Write out the records word for word, with no pictures.

Stored data entries
________________________________________
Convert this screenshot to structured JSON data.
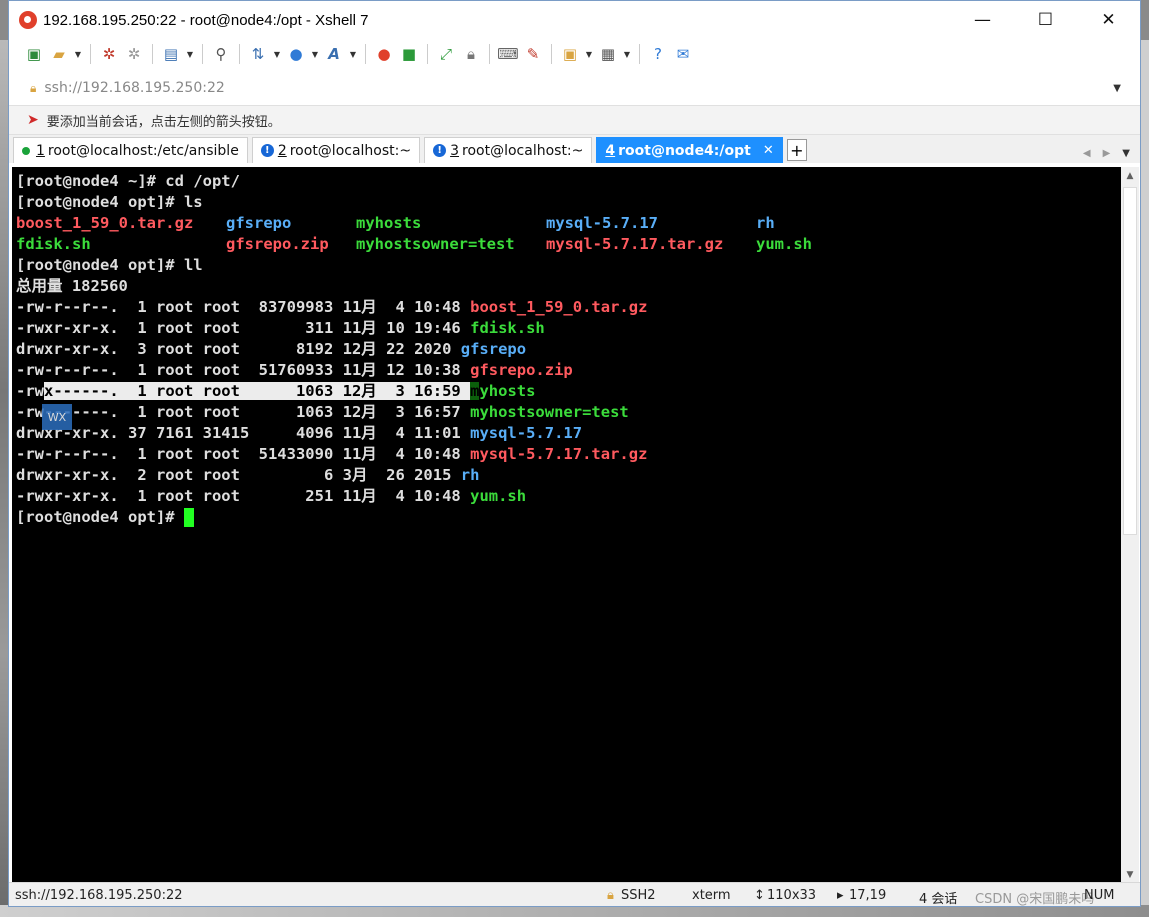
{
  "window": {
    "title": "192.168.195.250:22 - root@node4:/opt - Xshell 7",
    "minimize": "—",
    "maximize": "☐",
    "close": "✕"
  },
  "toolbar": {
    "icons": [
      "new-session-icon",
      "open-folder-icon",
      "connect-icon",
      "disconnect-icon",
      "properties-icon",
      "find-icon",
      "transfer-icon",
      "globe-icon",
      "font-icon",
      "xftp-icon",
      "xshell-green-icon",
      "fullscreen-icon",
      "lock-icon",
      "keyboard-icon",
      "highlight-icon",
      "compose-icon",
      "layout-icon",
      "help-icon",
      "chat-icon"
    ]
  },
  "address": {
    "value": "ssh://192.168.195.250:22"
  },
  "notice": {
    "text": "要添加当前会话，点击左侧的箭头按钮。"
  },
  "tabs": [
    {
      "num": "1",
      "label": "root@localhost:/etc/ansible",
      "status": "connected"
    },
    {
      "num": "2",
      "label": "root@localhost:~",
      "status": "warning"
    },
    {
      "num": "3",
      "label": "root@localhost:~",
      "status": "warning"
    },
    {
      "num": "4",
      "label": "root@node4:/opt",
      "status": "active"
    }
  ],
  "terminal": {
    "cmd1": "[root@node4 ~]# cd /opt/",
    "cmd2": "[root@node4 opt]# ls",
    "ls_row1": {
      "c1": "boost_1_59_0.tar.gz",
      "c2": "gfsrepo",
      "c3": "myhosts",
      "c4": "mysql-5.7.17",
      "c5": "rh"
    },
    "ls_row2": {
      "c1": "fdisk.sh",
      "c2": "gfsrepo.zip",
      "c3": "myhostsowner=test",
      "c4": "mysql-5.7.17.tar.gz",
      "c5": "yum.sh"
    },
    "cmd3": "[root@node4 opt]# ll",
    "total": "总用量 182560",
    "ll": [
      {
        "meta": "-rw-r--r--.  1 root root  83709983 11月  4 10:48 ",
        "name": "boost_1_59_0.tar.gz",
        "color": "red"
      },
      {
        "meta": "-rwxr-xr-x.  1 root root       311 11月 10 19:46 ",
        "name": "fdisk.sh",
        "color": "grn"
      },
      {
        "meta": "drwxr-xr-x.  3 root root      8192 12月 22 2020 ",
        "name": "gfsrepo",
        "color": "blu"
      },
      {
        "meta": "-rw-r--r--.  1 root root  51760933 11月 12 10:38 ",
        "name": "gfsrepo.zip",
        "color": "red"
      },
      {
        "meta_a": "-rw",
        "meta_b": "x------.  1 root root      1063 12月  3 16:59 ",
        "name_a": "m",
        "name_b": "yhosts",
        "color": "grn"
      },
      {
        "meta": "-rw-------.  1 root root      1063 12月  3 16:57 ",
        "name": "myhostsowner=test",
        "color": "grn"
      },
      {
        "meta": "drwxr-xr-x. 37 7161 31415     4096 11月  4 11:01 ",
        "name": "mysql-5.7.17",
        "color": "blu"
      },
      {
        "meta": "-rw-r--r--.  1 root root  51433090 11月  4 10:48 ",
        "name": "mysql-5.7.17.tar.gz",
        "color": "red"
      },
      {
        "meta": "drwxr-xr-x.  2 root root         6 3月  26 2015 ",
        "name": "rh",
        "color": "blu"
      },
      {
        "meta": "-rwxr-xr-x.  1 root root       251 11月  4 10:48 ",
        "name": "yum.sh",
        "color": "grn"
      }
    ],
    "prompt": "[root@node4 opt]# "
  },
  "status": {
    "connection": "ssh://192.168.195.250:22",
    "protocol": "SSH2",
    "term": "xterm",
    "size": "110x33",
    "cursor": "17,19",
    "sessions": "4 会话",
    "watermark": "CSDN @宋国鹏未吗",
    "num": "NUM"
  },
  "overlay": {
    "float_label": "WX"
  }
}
________________________________________
• [EXERCISE SOLUTION]
Convert this screenshot to structured JSON data.
{
  "window": {
    "title": "192.168.195.250:22 - root@node4:/opt - Xshell 7",
    "minimize": "—",
    "maximize": "☐",
    "close": "✕"
  },
  "toolbar": {
    "icons": [
      "new-session-icon",
      "open-folder-icon",
      "connect-icon",
      "disconnect-icon",
      "properties-icon",
      "find-icon",
      "transfer-icon",
      "globe-icon",
      "font-icon",
      "xftp-icon",
      "xshell-green-icon",
      "fullscreen-icon",
      "lock-icon",
      "keyboard-icon",
      "highlight-icon",
      "compose-icon",
      "layout-icon",
      "help-icon",
      "chat-icon"
    ]
  },
  "address": {
    "value": "ssh://192.168.195.250:22"
  },
  "notice": {
    "text": "要添加当前会话，点击左侧的箭头按钮。"
  },
  "tabs": [
    {
      "num": "1",
      "label": "root@localhost:/etc/ansible",
      "status": "connected"
    },
    {
      "num": "2",
      "label": "root@localhost:~",
      "status": "warning"
    },
    {
      "num": "3",
      "label": "root@localhost:~",
      "status": "warning"
    },
    {
      "num": "4",
      "label": "root@node4:/opt",
      "status": "active"
    }
  ],
  "terminal": {
    "cmd1": "[root@node4 ~]# cd /opt/",
    "cmd2": "[root@node4 opt]# ls",
    "ls_row1": {
      "c1": "boost_1_59_0.tar.gz",
      "c2": "gfsrepo",
      "c3": "myhosts",
      "c4": "mysql-5.7.17",
      "c5": "rh"
    },
    "ls_row2": {
      "c1": "fdisk.sh",
      "c2": "gfsrepo.zip",
      "c3": "myhostsowner=test",
      "c4": "mysql-5.7.17.tar.gz",
      "c5": "yum.sh"
    },
    "cmd3": "[root@node4 opt]# ll",
    "total": "总用量 182560",
    "ll": [
      {
        "meta": "-rw-r--r--.  1 root root  83709983 11月  4 10:48 ",
        "name": "boost_1_59_0.tar.gz",
        "color": "red"
      },
      {
        "meta": "-rwxr-xr-x.  1 root root       311 11月 10 19:46 ",
        "name": "fdisk.sh",
        "color": "grn"
      },
      {
        "meta": "drwxr-xr-x.  3 root root      8192 12月 22 2020 ",
        "name": "gfsrepo",
        "color": "blu"
      },
      {
        "meta": "-rw-r--r--.  1 root root  51760933 11月 12 10:38 ",
        "name": "gfsrepo.zip",
        "color": "red"
      },
      {
        "meta_a": "-rw",
        "meta_b": "x------.  1 root root      1063 12月  3 16:59 ",
        "name_a": "m",
        "name_b": "yhosts",
        "color": "grn"
      },
      {
        "meta": "-rw-------.  1 root root      1063 12月  3 16:57 ",
        "name": "myhostsowner=test",
        "color": "grn"
      },
      {
        "meta": "drwxr-xr-x. 37 7161 31415     4096 11月  4 11:01 ",
        "name": "mysql-5.7.17",
        "color": "blu"
      },
      {
        "meta": "-rw-r--r--.  1 root root  51433090 11月  4 10:48 ",
        "name": "mysql-5.7.17.tar.gz",
        "color": "red"
      },
      {
        "meta": "drwxr-xr-x.  2 root root         6 3月  26 2015 ",
        "name": "rh",
        "color": "blu"
      },
      {
        "meta": "-rwxr-xr-x.  1 root root       251 11月  4 10:48 ",
        "name": "yum.sh",
        "color": "grn"
      }
    ],
    "prompt": "[root@node4 opt]# "
  },
  "status": {
    "connection": "ssh://192.168.195.250:22",
    "protocol": "SSH2",
    "term": "xterm",
    "size": "110x33",
    "cursor": "17,19",
    "sessions": "4 会话",
    "watermark": "CSDN @宋国鹏未吗",
    "num": "NUM"
  },
  "overlay": {
    "float_label": "WX"
  }
}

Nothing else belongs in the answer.